* Instructions for the task *
In the copy, include every entry exactly but none of the pictures.

Data records
+ + + + + + +
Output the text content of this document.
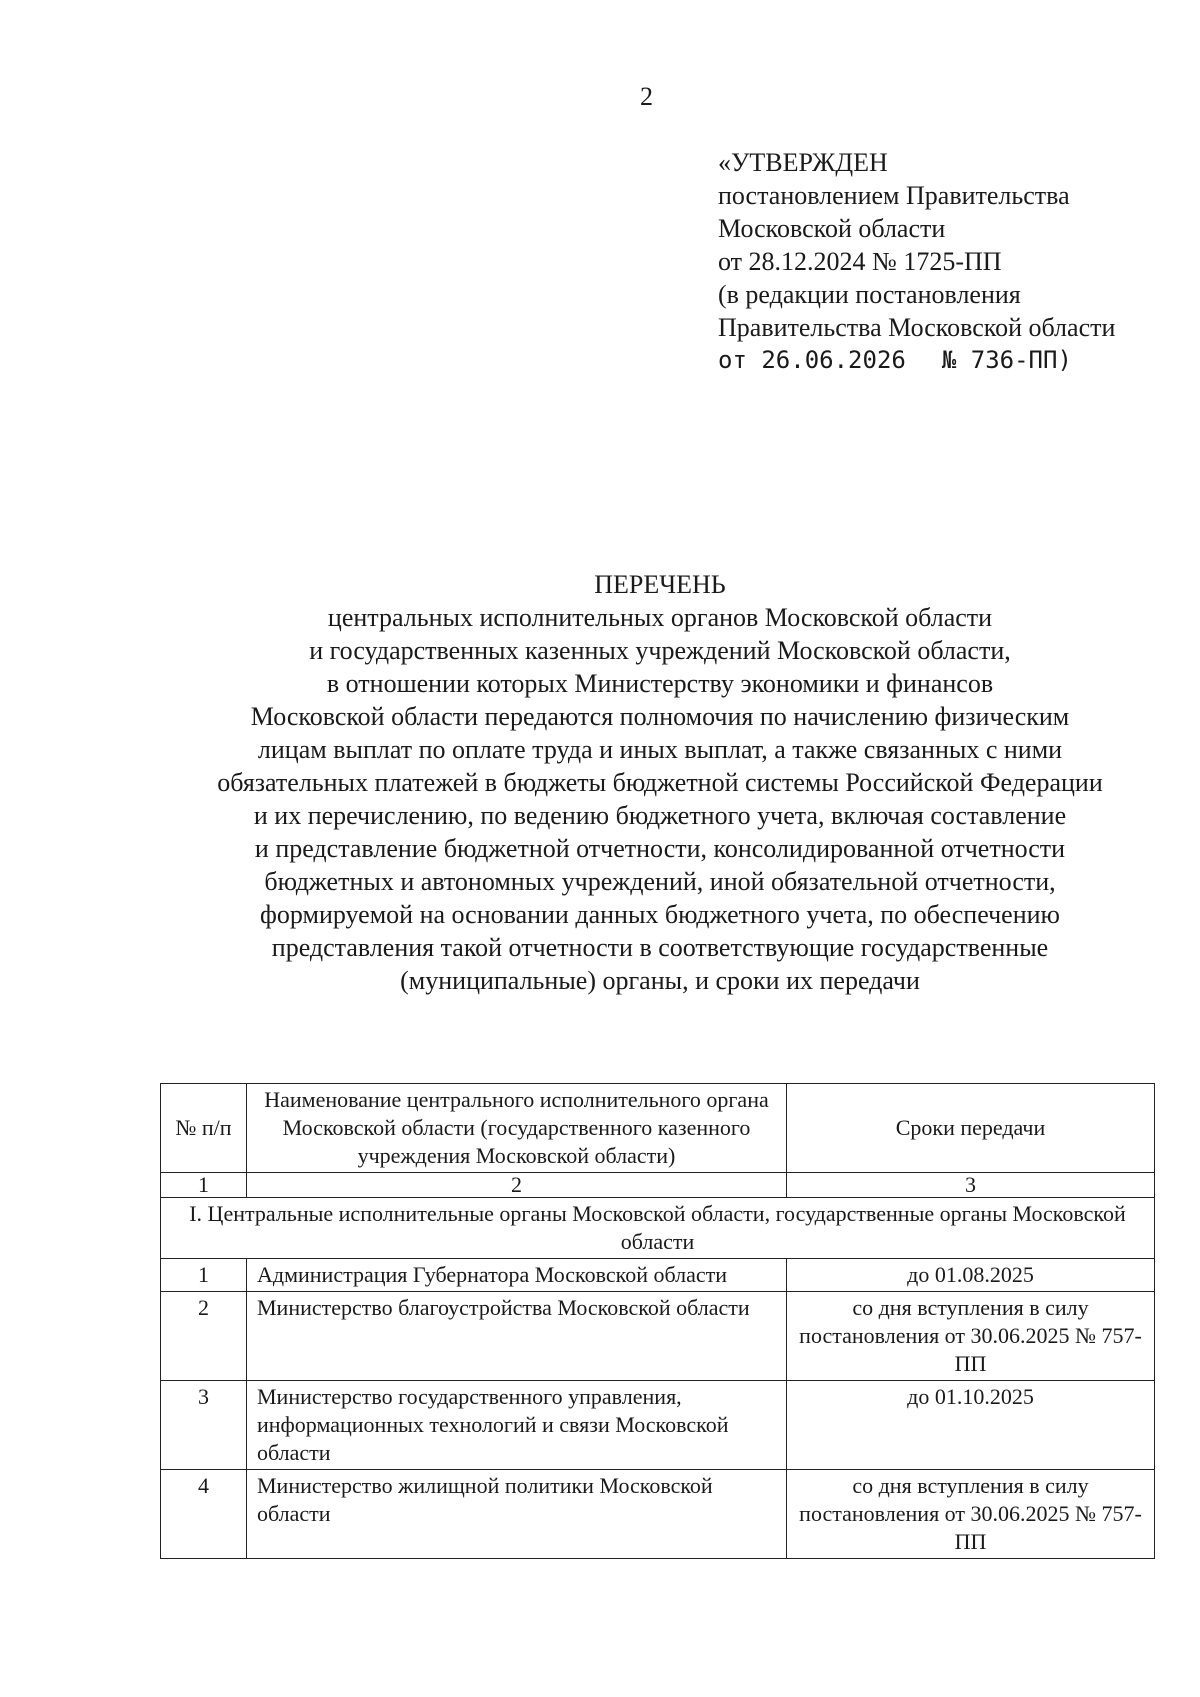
2
«УТВЕРЖДЕН
постановлением Правительства
Московской области
от 28.12.2024 № 1725-ПП
(в редакции постановления
Правительства Московской области
от 26.06.2026 № 736-ПП)
ПЕРЕЧЕНЬ
центральных исполнительных органов Московской области
и государственных казенных учреждений Московской области,
в отношении которых Министерству экономики и финансов
Московской области передаются полномочия по начислению физическим
лицам выплат по оплате труда и иных выплат, а также связанных с ними
обязательных платежей в бюджеты бюджетной системы Российской Федерации
и их перечислению, по ведению бюджетного учета, включая составление
и представление бюджетной отчетности, консолидированной отчетности
бюджетных и автономных учреждений, иной обязательной отчетности,
формируемой на основании данных бюджетного учета, по обеспечению
представления такой отчетности в соответствующие государственные
(муниципальные) органы, и сроки их передачи
№ п/п	Наименование центрального исполнительного органа Московской области (государственного казенного учреждения Московской области)	Сроки передачи
1	2	3
I. Центральные исполнительные органы Московской области, государственные органы Московской области		
1	Администрация Губернатора Московской области	до 01.08.2025
2	Министерство благоустройства Московской области	со дня вступления в силу постановления от 30.06.2025 № 757-ПП
3	Министерство государственного управления, информационных технологий и связи Московской области	до 01.10.2025
4	Министерство жилищной политики Московской области	со дня вступления в силу постановления от 30.06.2025 № 757-ПП
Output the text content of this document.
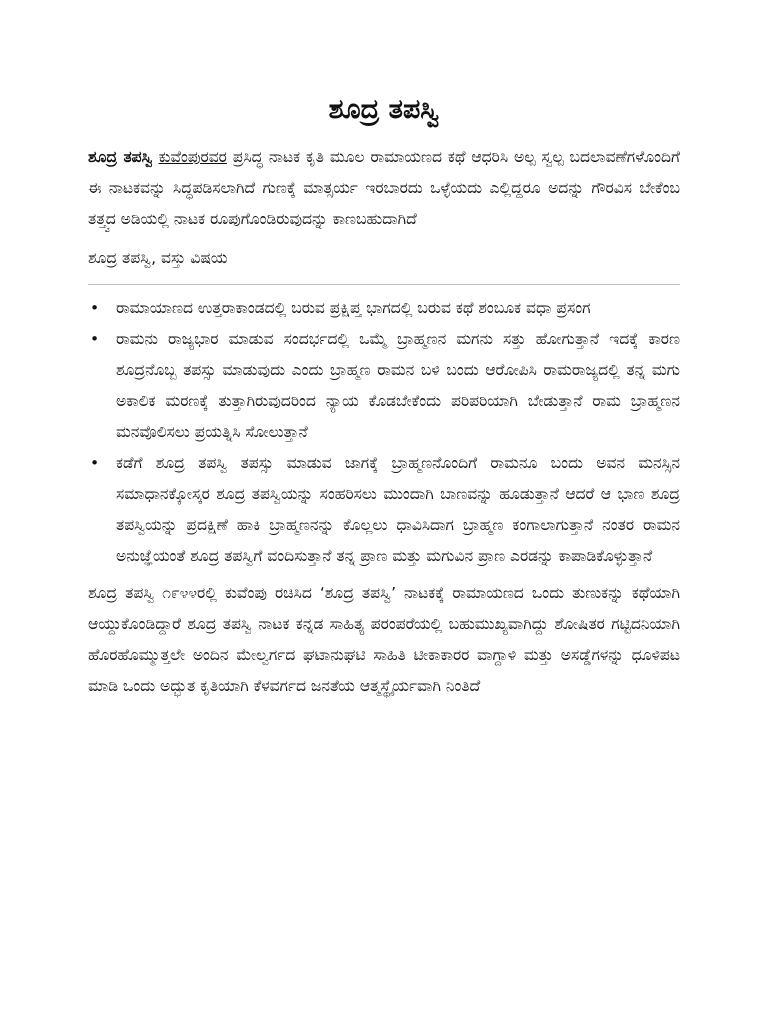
ಶೂದ್ರ ತಪಸ್ವಿ

ಶೂದ್ರ ತಪಸ್ವಿ ಕುವೆಂಪುರವರ ಪ್ರಸಿದ್ಧ ನಾಟಕ ಕೃತಿ ಮೂಲ ರಾಮಾಯಣದ ಕಥೆ ಆಧರಿಸಿ ಅಲ್ಪ ಸ್ವಲ್ಪ ಬದಲಾವಣೆಗಳೊಂದಿಗೆ ಈ ನಾಟಕವನ್ನು ಸಿದ್ಧಪಡಿಸಲಾಗಿದೆ ಗುಣಕ್ಕೆ ಮಾತ್ಸರ್ಯ ಇರಬಾರದು ಒಳ್ಳೆಯದು ಎಲ್ಲಿದ್ದರೂ ಅದನ್ನು ಗೌರವಿಸ ಬೇಕೆಂಬ ತತ್ತ್ವದ ಅಡಿಯಲ್ಲಿ ನಾಟಕ ರೂಪುಗೊಂಡಿರುವುದನ್ನು ಕಾಣಬಹುದಾಗಿದೆ

ಶೂದ್ರ ತಪಸ್ವಿ, ವಸ್ತು ವಿಷಯ
• ರಾಮಾಯಾಣದ ಉತ್ತರಾಕಾಂಡದಲ್ಲಿ ಬರುವ ಪ್ರಕ್ಷಿಪ್ತ ಭಾಗದಲ್ಲಿ ಬರುವ ಕಥೆ ಶಂಬೂಕ ವಧಾ ಪ್ರಸಂಗ
• ರಾಮನು ರಾಜ್ಯಭಾರ ಮಾಡುವ ಸಂದರ್ಭದಲ್ಲಿ ಒಮ್ಮೆ ಬ್ರಾಹ್ಮಣನ ಮಗನು ಸತ್ತು ಹೋಗುತ್ತಾನೆ ಇದಕ್ಕೆ ಕಾರಣ ಶೂದ್ರನೊಬ್ಬ ತಪಸ್ಸು ಮಾಡುವುದು ಎಂದು ಬ್ರಾಹ್ಮಣ ರಾಮನ ಬಳಿ ಬಂದು ಆರೋಪಿಸಿ ರಾಮರಾಜ್ಯದಲ್ಲಿ ತನ್ನ ಮಗು ಅಕಾಲಿಕ ಮರಣಕ್ಕೆ ತುತ್ತಾಗಿರುವುದರಿಂದ ನ್ಯಾಯ ಕೊಡಬೇಕೆಂದು ಪರಿಪರಿಯಾಗಿ ಬೇಡುತ್ತಾನೆ ರಾಮ ಬ್ರಾಹ್ಮಣನ ಮನವೊಲಿಸಲು ಪ್ರಯತ್ನಿಸಿ ಸೋಲುತ್ತಾನೆ
• ಕಡೆಗೆ ಶೂದ್ರ ತಪಸ್ವಿ ತಪಸ್ಸು ಮಾಡುವ ಜಾಗಕ್ಕೆ ಬ್ರಾಹ್ಮಣನೊಂದಿಗೆ ರಾಮನೂ ಬಂದು ಅವನ ಮನಸ್ಸಿನ ಸಮಾಧಾನಕ್ಕೋಸ್ಕರ ಶೂದ್ರ ತಪಸ್ವಿಯನ್ನು ಸಂಹರಿಸಲು ಮುಂದಾಗಿ ಬಾಣವನ್ನು ಹೂಡುತ್ತಾನೆ ಆದರೆ ಆ ಭಾಣ ಶೂದ್ರ ತಪಸ್ವಿಯನ್ನು ಪ್ರದಕ್ಷಿಣೆ ಹಾಕಿ ಬ್ರಾಹ್ಮಣನನ್ನು ಕೊಲ್ಲಲು ಧಾವಿಸಿದಾಗ ಬ್ರಾಹ್ಮಣ ಕಂಗಾಲಾಗುತ್ತಾನೆ ನಂತರ ರಾಮನ ಅನುಜ್ಞೆಯಂತೆ ಶೂದ್ರ ತಪಸ್ವಿಗೆ ವಂದಿಸುತ್ತಾನೆ ತನ್ನ ಪ್ರಾಣ ಮತ್ತು ಮಗುವಿನ ಪ್ರಾಣ ಎರಡನ್ನು ಕಾಪಾಡಿಕೊಳ್ಳುತ್ತಾನೆ

ಶೂದ್ರ ತಪಸ್ವಿ ೧೯೪೪ರಲ್ಲಿ ಕುವೆಂಪು ರಚಿಸಿದ ‘ಶೂದ್ರ ತಪಸ್ವಿ’ ನಾಟಕಕ್ಕೆ ರಾಮಾಯಣದ ಒಂದು ತುಣುಕನ್ನು ಕಥೆಯಾಗಿ ಆಯ್ದುಕೊಂಡಿದ್ದಾರೆ ಶೂದ್ರ ತಪಸ್ವಿ ನಾಟಕ ಕನ್ನಡ ಸಾಹಿತ್ಯ ಪರಂಪರೆಯಲ್ಲಿ ಬಹುಮುಖ್ಯವಾಗಿದ್ದು ಶೋಷಿತರ ಗಟ್ಟಿದನಿಯಾಗಿ ಹೊರಹೊಮ್ಮುತ್ತಲೇ ಅಂದಿನ ಮೇಲ್ವರ್ಗದ ಘಟಾನುಘಟಿ ಸಾಹಿತಿ ಟೀಕಾಕಾರರ ವಾಗ್ದಾಳಿ ಮತ್ತು ಅಸಡ್ಡೆಗಳನ್ನು ಧೂಳಿಪಟ ಮಾಡಿ ಒಂದು ಅದ್ಭುತ ಕೃತಿಯಾಗಿ ಕೆಳವರ್ಗದ ಜನತೆಯ ಆತ್ಮಸ್ಥೈರ್ಯವಾಗಿ ನಿಂತಿದೆ
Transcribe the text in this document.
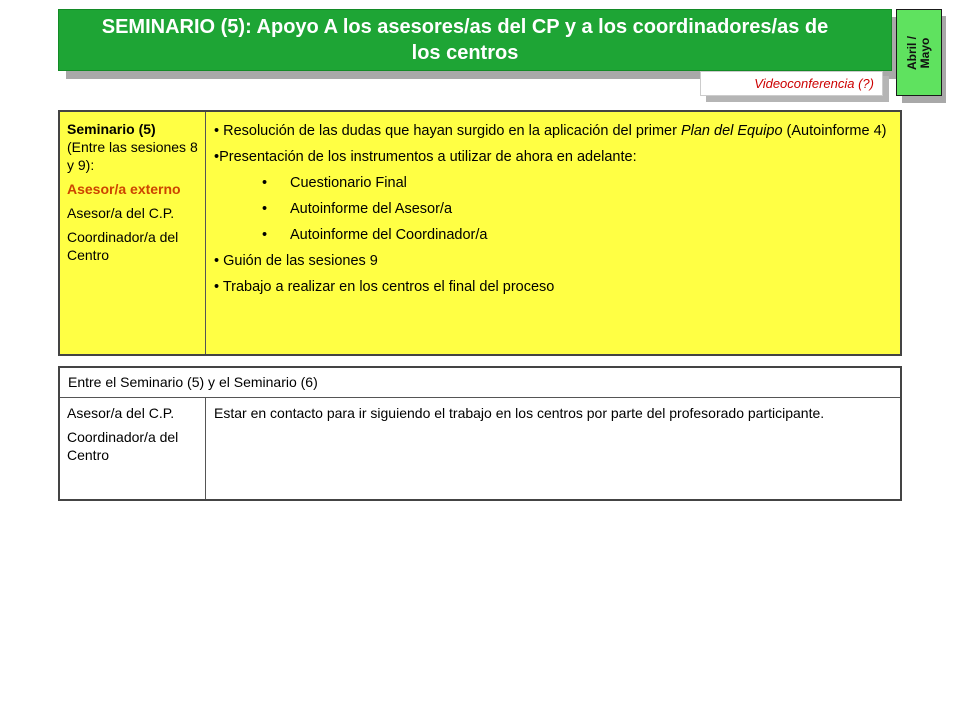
SEMINARIO (5): Apoyo A los asesores/as del CP y a los coordinadores/as de los centros
Videoconferencia (?)
Abril /
Mayo

Seminario (5)
(Entre las sesiones 8 y 9):

Asesor/a externo

Asesor/a del C.P.

Coordinador/a del Centro

• Resolución de las dudas que hayan surgido en la aplicación del primer Plan del Equipo (Autoinforme 4)

•Presentación de los instrumentos a utilizar de ahora en adelante:

• Cuestionario Final
• Autoinforme del Asesor/a
• Autoinforme del Coordinador/a

• Guión de las sesiones 9

• Trabajo a realizar en los centros el final del proceso

Entre el Seminario (5) y el Seminario (6)

Asesor/a del C.P.

Coordinador/a del Centro

Estar en contacto para ir siguiendo el trabajo en los centros por parte del profesorado participante.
+ + + + + + +
* Full answer *
Output the text content of this document.
2
«УТВЕРЖДЕН
постановлением Правительства
Московской области
от 28.12.2024 № 1725-ПП
(в редакции постановления
Правительства Московской области
от 26.06.2026 № 736-ПП)
ПЕРЕЧЕНЬ
центральных исполнительных органов Московской области
и государственных казенных учреждений Московской области,
в отношении которых Министерству экономики и финансов
Московской области передаются полномочия по начислению физическим
лицам выплат по оплате труда и иных выплат, а также связанных с ними
обязательных платежей в бюджеты бюджетной системы Российской Федерации
и их перечислению, по ведению бюджетного учета, включая составление
и представление бюджетной отчетности, консолидированной отчетности
бюджетных и автономных учреждений, иной обязательной отчетности,
формируемой на основании данных бюджетного учета, по обеспечению
представления такой отчетности в соответствующие государственные
(муниципальные) органы, и сроки их передачи
№ п/п	Наименование центрального исполнительного органа Московской области (государственного казенного учреждения Московской области)	Сроки передачи
1	2	3
I. Центральные исполнительные органы Московской области, государственные органы Московской области		
1	Администрация Губернатора Московской области	до 01.08.2025
2	Министерство благоустройства Московской области	со дня вступления в силу постановления от 30.06.2025 № 757-ПП
3	Министерство государственного управления, информационных технологий и связи Московской области	до 01.10.2025
4	Министерство жилищной политики Московской области	со дня вступления в силу постановления от 30.06.2025 № 757-ПП
Output the text content of this document.
ಶೂದ್ರ ತಪಸ್ವಿ

ಶೂದ್ರ ತಪಸ್ವಿ ಕುವೆಂಪುರವರ ಪ್ರಸಿದ್ಧ ನಾಟಕ ಕೃತಿ ಮೂಲ ರಾಮಾಯಣದ ಕಥೆ ಆಧರಿಸಿ ಅಲ್ಪ ಸ್ವಲ್ಪ ಬದಲಾವಣೆಗಳೊಂದಿಗೆ ಈ ನಾಟಕವನ್ನು ಸಿದ್ಧಪಡಿಸಲಾಗಿದೆ ಗುಣಕ್ಕೆ ಮಾತ್ಸರ್ಯ ಇರಬಾರದು ಒಳ್ಳೆಯದು ಎಲ್ಲಿದ್ದರೂ ಅದನ್ನು ಗೌರವಿಸ ಬೇಕೆಂಬ ತತ್ತ್ವದ ಅಡಿಯಲ್ಲಿ ನಾಟಕ ರೂಪುಗೊಂಡಿರುವುದನ್ನು ಕಾಣಬಹುದಾಗಿದೆ

ಶೂದ್ರ ತಪಸ್ವಿ, ವಸ್ತು ವಿಷಯ
• ರಾಮಾಯಾಣದ ಉತ್ತರಾಕಾಂಡದಲ್ಲಿ ಬರುವ ಪ್ರಕ್ಷಿಪ್ತ ಭಾಗದಲ್ಲಿ ಬರುವ ಕಥೆ ಶಂಬೂಕ ವಧಾ ಪ್ರಸಂಗ
• ರಾಮನು ರಾಜ್ಯಭಾರ ಮಾಡುವ ಸಂದರ್ಭದಲ್ಲಿ ಒಮ್ಮೆ ಬ್ರಾಹ್ಮಣನ ಮಗನು ಸತ್ತು ಹೋಗುತ್ತಾನೆ ಇದಕ್ಕೆ ಕಾರಣ ಶೂದ್ರನೊಬ್ಬ ತಪಸ್ಸು ಮಾಡುವುದು ಎಂದು ಬ್ರಾಹ್ಮಣ ರಾಮನ ಬಳಿ ಬಂದು ಆರೋಪಿಸಿ ರಾಮರಾಜ್ಯದಲ್ಲಿ ತನ್ನ ಮಗು ಅಕಾಲಿಕ ಮರಣಕ್ಕೆ ತುತ್ತಾಗಿರುವುದರಿಂದ ನ್ಯಾಯ ಕೊಡಬೇಕೆಂದು ಪರಿಪರಿಯಾಗಿ ಬೇಡುತ್ತಾನೆ ರಾಮ ಬ್ರಾಹ್ಮಣನ ಮನವೊಲಿಸಲು ಪ್ರಯತ್ನಿಸಿ ಸೋಲುತ್ತಾನೆ
• ಕಡೆಗೆ ಶೂದ್ರ ತಪಸ್ವಿ ತಪಸ್ಸು ಮಾಡುವ ಜಾಗಕ್ಕೆ ಬ್ರಾಹ್ಮಣನೊಂದಿಗೆ ರಾಮನೂ ಬಂದು ಅವನ ಮನಸ್ಸಿನ ಸಮಾಧಾನಕ್ಕೋಸ್ಕರ ಶೂದ್ರ ತಪಸ್ವಿಯನ್ನು ಸಂಹರಿಸಲು ಮುಂದಾಗಿ ಬಾಣವನ್ನು ಹೂಡುತ್ತಾನೆ ಆದರೆ ಆ ಭಾಣ ಶೂದ್ರ ತಪಸ್ವಿಯನ್ನು ಪ್ರದಕ್ಷಿಣೆ ಹಾಕಿ ಬ್ರಾಹ್ಮಣನನ್ನು ಕೊಲ್ಲಲು ಧಾವಿಸಿದಾಗ ಬ್ರಾಹ್ಮಣ ಕಂಗಾಲಾಗುತ್ತಾನೆ ನಂತರ ರಾಮನ ಅನುಜ್ಞೆಯಂತೆ ಶೂದ್ರ ತಪಸ್ವಿಗೆ ವಂದಿಸುತ್ತಾನೆ ತನ್ನ ಪ್ರಾಣ ಮತ್ತು ಮಗುವಿನ ಪ್ರಾಣ ಎರಡನ್ನು ಕಾಪಾಡಿಕೊಳ್ಳುತ್ತಾನೆ

ಶೂದ್ರ ತಪಸ್ವಿ ೧೯೪೪ರಲ್ಲಿ ಕುವೆಂಪು ರಚಿಸಿದ ‘ಶೂದ್ರ ತಪಸ್ವಿ’ ನಾಟಕಕ್ಕೆ ರಾಮಾಯಣದ ಒಂದು ತುಣುಕನ್ನು ಕಥೆಯಾಗಿ ಆಯ್ದುಕೊಂಡಿದ್ದಾರೆ ಶೂದ್ರ ತಪಸ್ವಿ ನಾಟಕ ಕನ್ನಡ ಸಾಹಿತ್ಯ ಪರಂಪರೆಯಲ್ಲಿ ಬಹುಮುಖ್ಯವಾಗಿದ್ದು ಶೋಷಿತರ ಗಟ್ಟಿದನಿಯಾಗಿ ಹೊರಹೊಮ್ಮುತ್ತಲೇ ಅಂದಿನ ಮೇಲ್ವರ್ಗದ ಘಟಾನುಘಟಿ ಸಾಹಿತಿ ಟೀಕಾಕಾರರ ವಾಗ್ದಾಳಿ ಮತ್ತು ಅಸಡ್ಡೆಗಳನ್ನು ಧೂಳಿಪಟ ಮಾಡಿ ಒಂದು ಅದ್ಭುತ ಕೃತಿಯಾಗಿ ಕೆಳವರ್ಗದ ಜನತೆಯ ಆತ್ಮಸ್ಥೈರ್ಯವಾಗಿ ನಿಂತಿದೆ
Transcribe the text in this document.
SEMINARIO (5): Apoyo A los asesores/as del CP y a los coordinadores/as de los centros
Videoconferencia (?)
Abril /
Mayo

Seminario (5)
(Entre las sesiones 8 y 9):

Asesor/a externo

Asesor/a del C.P.

Coordinador/a del Centro

• Resolución de las dudas que hayan surgido en la aplicación del primer Plan del Equipo (Autoinforme 4)

•Presentación de los instrumentos a utilizar de ahora en adelante:

• Cuestionario Final
• Autoinforme del Asesor/a
• Autoinforme del Coordinador/a

• Guión de las sesiones 9

• Trabajo a realizar en los centros el final del proceso

Entre el Seminario (5) y el Seminario (6)

Asesor/a del C.P.

Coordinador/a del Centro

Estar en contacto para ir siguiendo el trabajo en los centros por parte del profesorado participante.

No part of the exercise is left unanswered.